GIVEN PROBLEM.
Without the pictures, repeat the listing character for character.

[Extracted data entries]
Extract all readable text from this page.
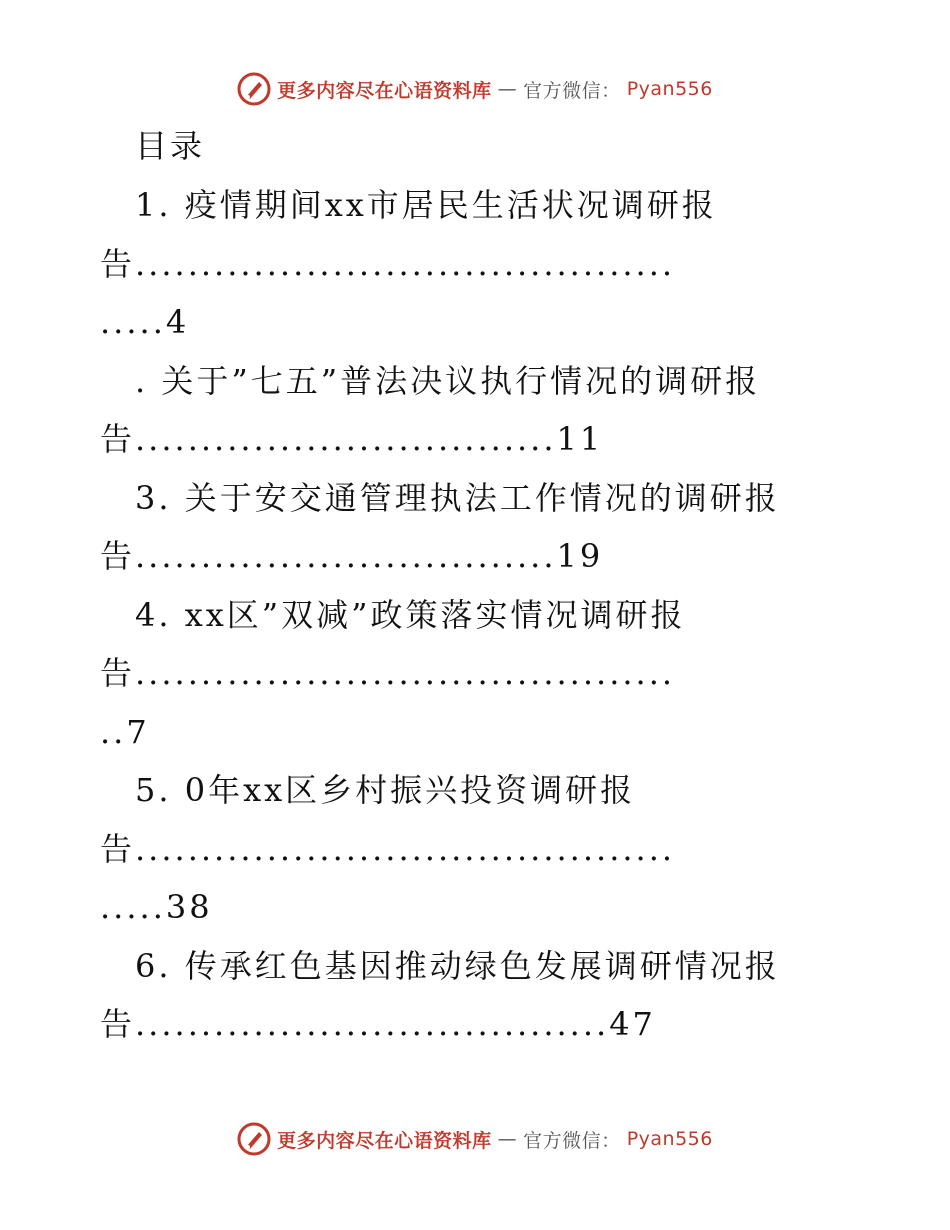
更多内容尽在心语资料库 — 官方微信： Pyan556
目录
1. 疫情期间xx市居民生活状况调研报
告.........................................
.....4
. 关于”七五”普法决议执行情况的调研报
告................................11
3. 关于安交通管理执法工作情况的调研报
告................................19
4. xx区”双减”政策落实情况调研报
告.........................................
..7
5. 0年xx区乡村振兴投资调研报
告.........................................
.....38
6. 传承红色基因推动绿色发展调研情况报
告....................................47
更多内容尽在心语资料库 — 官方微信： Pyan556
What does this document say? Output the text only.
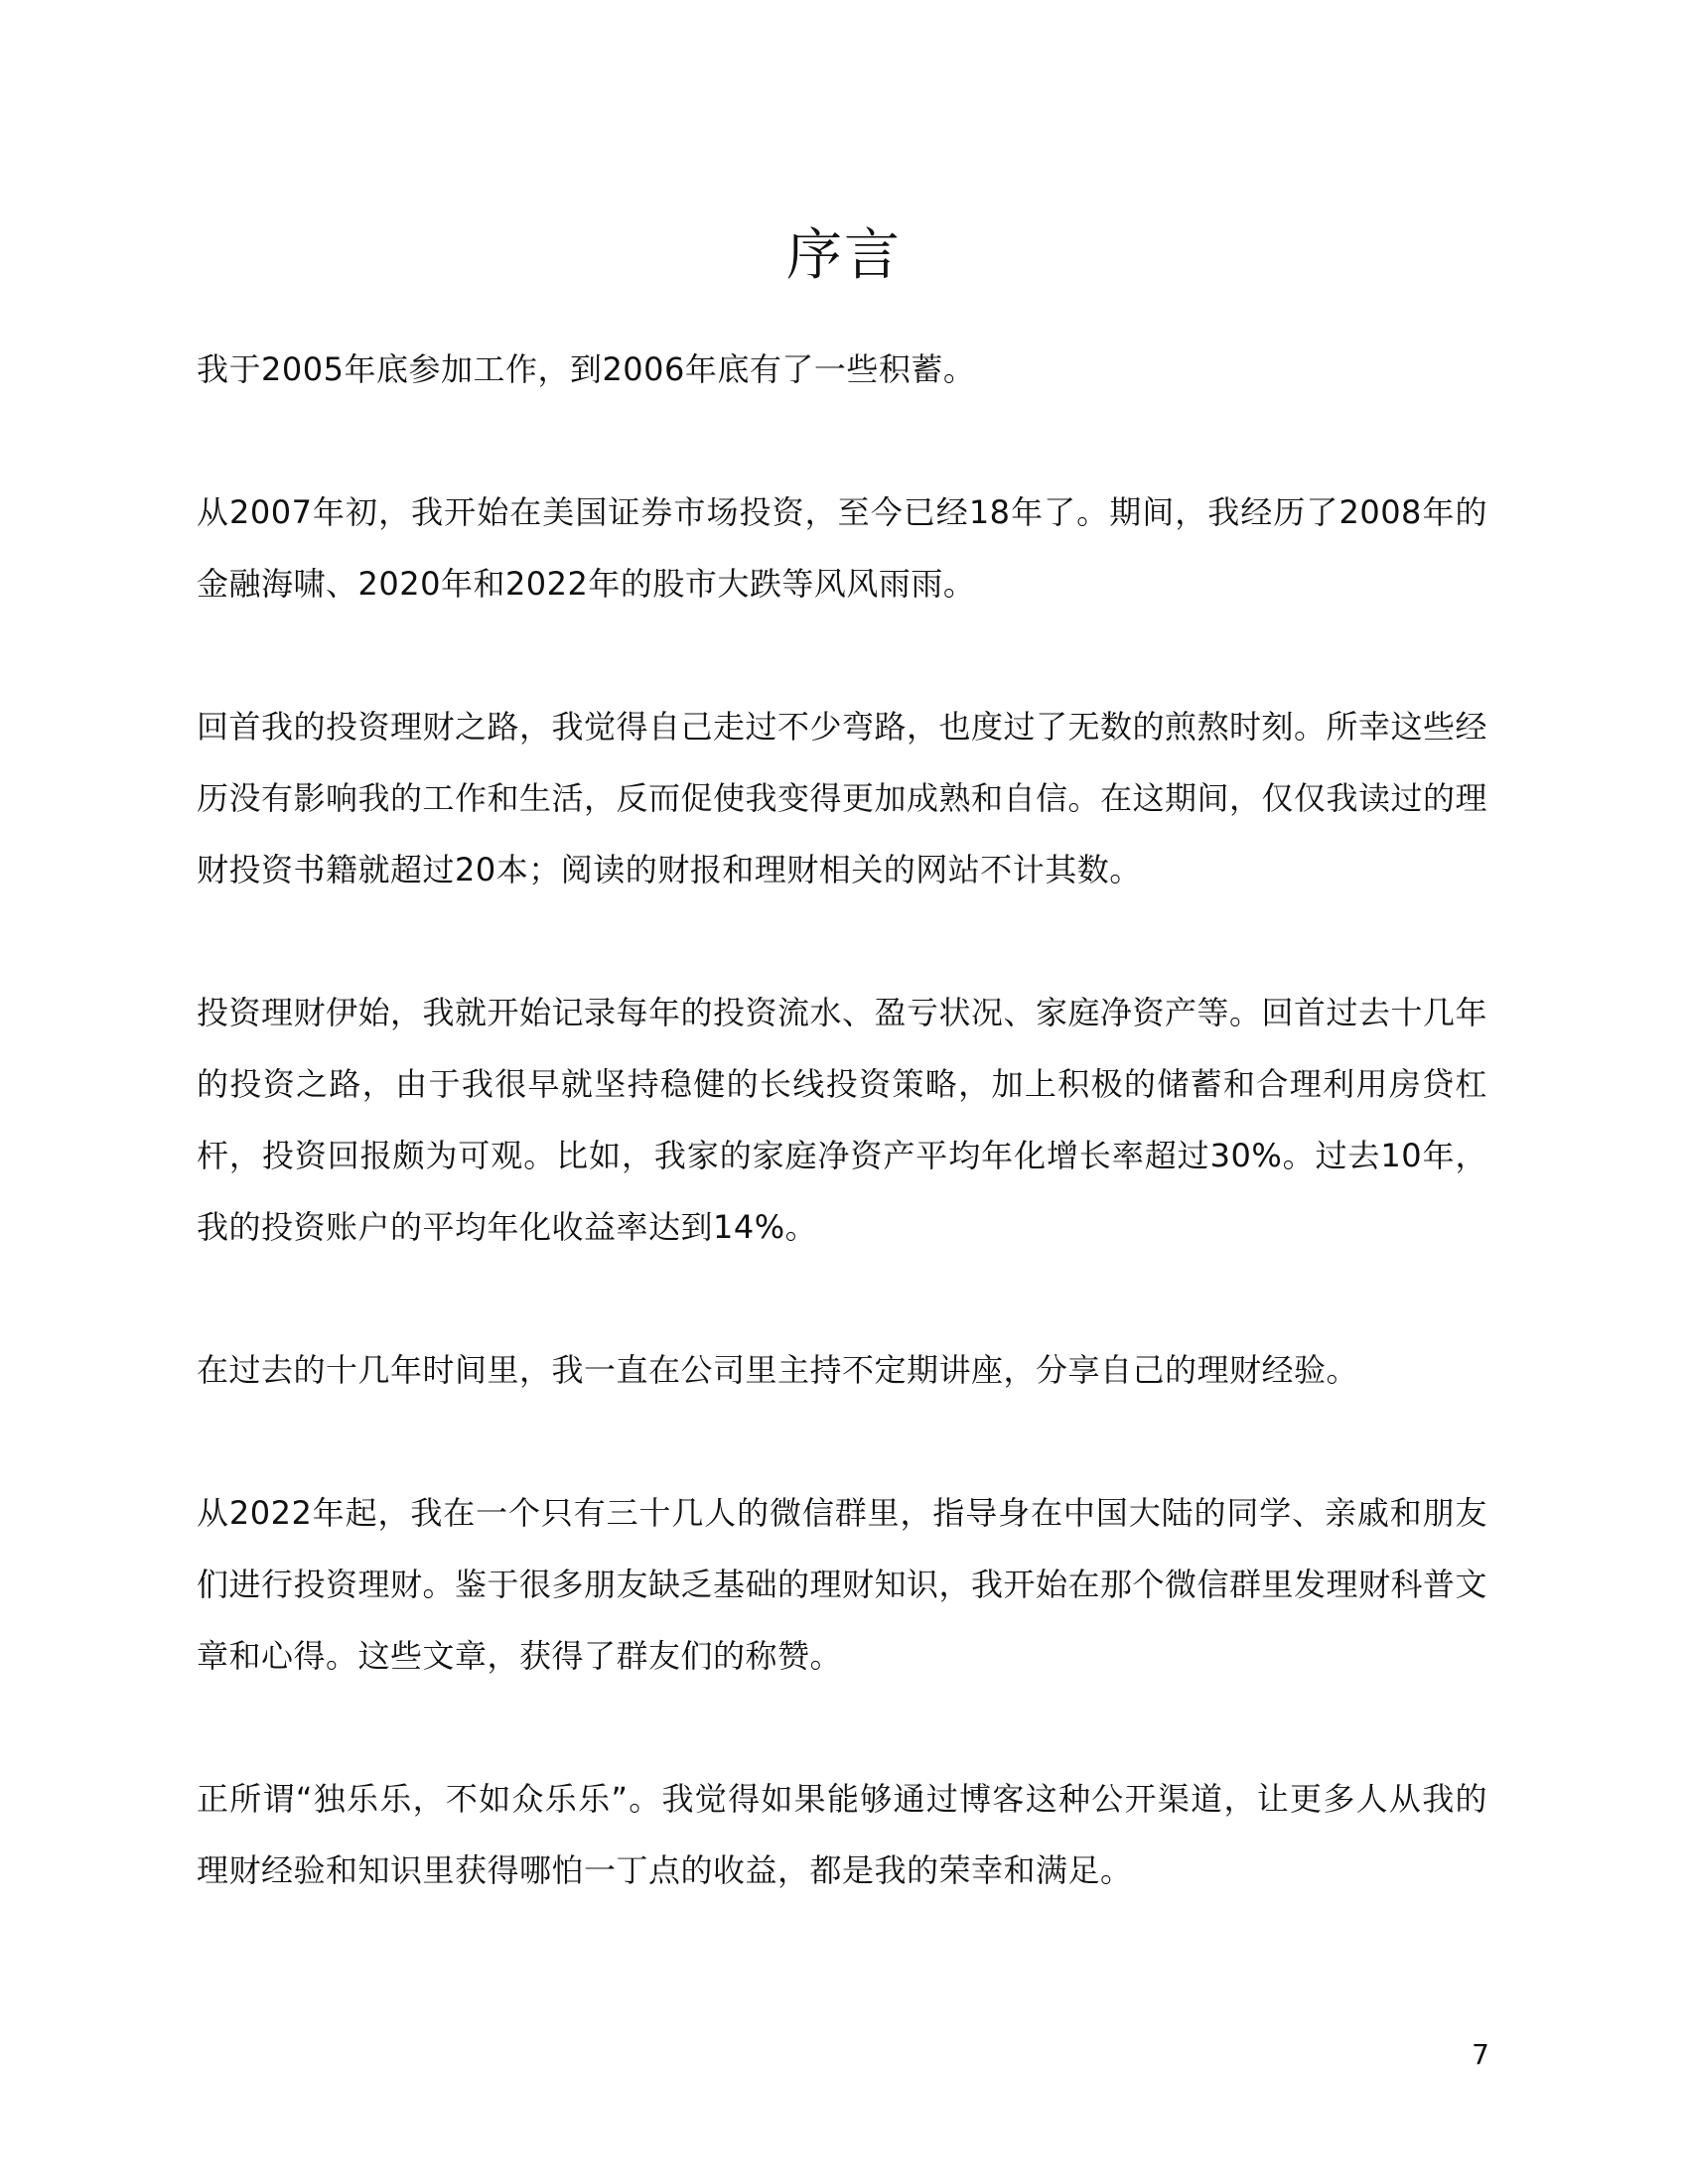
序言

我于2005年底参加工作，到2006年底有了一些积蓄。

从2007年初，我开始在美国证券市场投资，至今已经18年了。期间，我经历了2008年的金融海啸、2020年和2022年的股市大跌等风风雨雨。

回首我的投资理财之路，我觉得自己走过不少弯路，也度过了无数的煎熬时刻。所幸这些经历没有影响我的工作和生活，反而促使我变得更加成熟和自信。在这期间，仅仅我读过的理财投资书籍就超过20本；阅读的财报和理财相关的网站不计其数。

投资理财伊始，我就开始记录每年的投资流水、盈亏状况、家庭净资产等。回首过去十几年的投资之路，由于我很早就坚持稳健的长线投资策略，加上积极的储蓄和合理利用房贷杠杆，投资回报颇为可观。比如，我家的家庭净资产平均年化增长率超过30%。过去10年，我的投资账户的平均年化收益率达到14%。

在过去的十几年时间里，我一直在公司里主持不定期讲座，分享自己的理财经验。

从2022年起，我在一个只有三十几人的微信群里，指导身在中国大陆的同学、亲戚和朋友们进行投资理财。鉴于很多朋友缺乏基础的理财知识，我开始在那个微信群里发理财科普文章和心得。这些文章，获得了群友们的称赞。

正所谓“独乐乐，不如众乐乐”。我觉得如果能够通过博客这种公开渠道，让更多人从我的理财经验和知识里获得哪怕一丁点的收益，都是我的荣幸和满足。

7
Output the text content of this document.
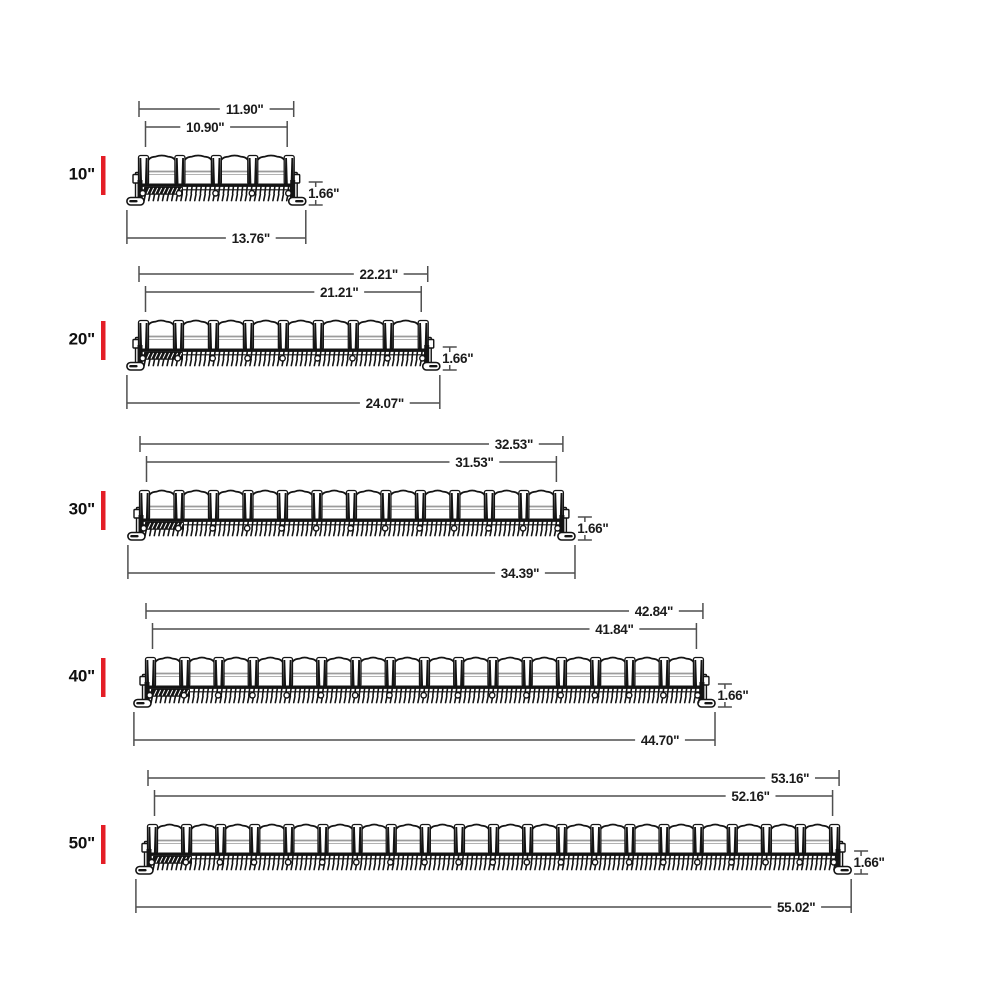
10"
11.90"
10.90"
13.76"
1.66"
20"
22.21"
21.21"
24.07"
1.66"
30"
32.53"
31.53"
34.39"
1.66"
40"
42.84"
41.84"
44.70"
1.66"
50"
53.16"
52.16"
55.02"
1.66"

SOLUTION FOR THIS TASK.
Extract all readable text from this page.
更多内容尽在心语资料库 — 官方微信： Pyan556
目录
1. 疫情期间xx市居民生活状况调研报
告.........................................
.....4
. 关于”七五”普法决议执行情况的调研报
告................................11
3. 关于安交通管理执法工作情况的调研报
告................................19
4. xx区”双减”政策落实情况调研报
告.........................................
..7
5. 0年xx区乡村振兴投资调研报
告.........................................
.....38
6. 传承红色基因推动绿色发展调研情况报
告....................................47
更多内容尽在心语资料库 — 官方微信： Pyan556
What does this document say? Output the text only.
序言

我于2005年底参加工作，到2006年底有了一些积蓄。

从2007年初，我开始在美国证券市场投资，至今已经18年了。期间，我经历了2008年的金融海啸、2020年和2022年的股市大跌等风风雨雨。

回首我的投资理财之路，我觉得自己走过不少弯路，也度过了无数的煎熬时刻。所幸这些经历没有影响我的工作和生活，反而促使我变得更加成熟和自信。在这期间，仅仅我读过的理财投资书籍就超过20本；阅读的财报和理财相关的网站不计其数。

投资理财伊始，我就开始记录每年的投资流水、盈亏状况、家庭净资产等。回首过去十几年的投资之路，由于我很早就坚持稳健的长线投资策略，加上积极的储蓄和合理利用房贷杠杆，投资回报颇为可观。比如，我家的家庭净资产平均年化增长率超过30%。过去10年，我的投资账户的平均年化收益率达到14%。

在过去的十几年时间里，我一直在公司里主持不定期讲座，分享自己的理财经验。

从2022年起，我在一个只有三十几人的微信群里，指导身在中国大陆的同学、亲戚和朋友们进行投资理财。鉴于很多朋友缺乏基础的理财知识，我开始在那个微信群里发理财科普文章和心得。这些文章，获得了群友们的称赞。

正所谓“独乐乐，不如众乐乐”。我觉得如果能够通过博客这种公开渠道，让更多人从我的理财经验和知识里获得哪怕一丁点的收益，都是我的荣幸和满足。

7
Output the text content of this document.
10"
11.90"
10.90"
13.76"
1.66"
20"
22.21"
21.21"
24.07"
1.66"
30"
32.53"
31.53"
34.39"
1.66"
40"
42.84"
41.84"
44.70"
1.66"
50"
53.16"
52.16"
55.02"
1.66"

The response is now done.